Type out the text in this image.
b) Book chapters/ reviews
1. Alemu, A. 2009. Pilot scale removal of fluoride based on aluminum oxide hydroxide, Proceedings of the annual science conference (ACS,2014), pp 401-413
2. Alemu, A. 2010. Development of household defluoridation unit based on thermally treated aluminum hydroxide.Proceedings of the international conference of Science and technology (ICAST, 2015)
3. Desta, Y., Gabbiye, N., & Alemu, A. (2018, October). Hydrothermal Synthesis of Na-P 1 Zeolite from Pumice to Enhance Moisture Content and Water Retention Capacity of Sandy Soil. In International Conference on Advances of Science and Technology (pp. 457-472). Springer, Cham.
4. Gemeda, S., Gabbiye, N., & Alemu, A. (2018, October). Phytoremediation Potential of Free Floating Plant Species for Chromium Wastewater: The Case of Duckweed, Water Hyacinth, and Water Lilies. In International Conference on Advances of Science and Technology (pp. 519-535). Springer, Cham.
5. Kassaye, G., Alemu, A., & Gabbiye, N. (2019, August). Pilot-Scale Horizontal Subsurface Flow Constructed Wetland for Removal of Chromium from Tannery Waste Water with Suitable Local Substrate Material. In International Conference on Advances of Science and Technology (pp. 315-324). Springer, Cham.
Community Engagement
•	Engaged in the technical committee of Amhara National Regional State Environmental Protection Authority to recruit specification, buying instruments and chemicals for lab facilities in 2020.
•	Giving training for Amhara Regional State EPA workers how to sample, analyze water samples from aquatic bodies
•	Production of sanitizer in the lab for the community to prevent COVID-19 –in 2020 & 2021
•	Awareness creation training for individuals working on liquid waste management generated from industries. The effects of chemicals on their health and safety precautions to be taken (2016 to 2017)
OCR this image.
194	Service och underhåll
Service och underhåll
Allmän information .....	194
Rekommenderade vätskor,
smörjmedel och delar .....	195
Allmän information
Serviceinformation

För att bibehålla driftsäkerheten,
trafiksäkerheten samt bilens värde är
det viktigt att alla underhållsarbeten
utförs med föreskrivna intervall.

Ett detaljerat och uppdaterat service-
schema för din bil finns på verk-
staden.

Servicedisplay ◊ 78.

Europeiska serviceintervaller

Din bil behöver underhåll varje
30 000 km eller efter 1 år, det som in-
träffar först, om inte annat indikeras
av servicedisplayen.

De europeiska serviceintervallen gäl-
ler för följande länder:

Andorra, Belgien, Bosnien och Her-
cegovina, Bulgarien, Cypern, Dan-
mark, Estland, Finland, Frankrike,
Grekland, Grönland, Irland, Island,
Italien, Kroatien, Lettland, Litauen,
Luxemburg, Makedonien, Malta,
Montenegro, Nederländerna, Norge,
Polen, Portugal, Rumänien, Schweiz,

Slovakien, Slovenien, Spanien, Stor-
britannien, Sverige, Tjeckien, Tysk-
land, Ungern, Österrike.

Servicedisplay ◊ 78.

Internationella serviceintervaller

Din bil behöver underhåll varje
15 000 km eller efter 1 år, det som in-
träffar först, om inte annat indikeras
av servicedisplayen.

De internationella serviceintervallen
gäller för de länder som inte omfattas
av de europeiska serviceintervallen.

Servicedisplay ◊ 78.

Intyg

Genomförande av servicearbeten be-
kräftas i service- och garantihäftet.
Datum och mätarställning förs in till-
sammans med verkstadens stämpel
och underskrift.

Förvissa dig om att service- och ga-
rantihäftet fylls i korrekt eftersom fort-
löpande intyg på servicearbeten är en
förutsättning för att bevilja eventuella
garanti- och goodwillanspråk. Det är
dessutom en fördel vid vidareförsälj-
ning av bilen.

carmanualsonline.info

▶ Exercise objective: If a line in the records contains the word "eller", copy it out.

▶ Answer box:
30 000 km eller efter 1 år, det som in-
15 000 km eller efter 1 år, det som in-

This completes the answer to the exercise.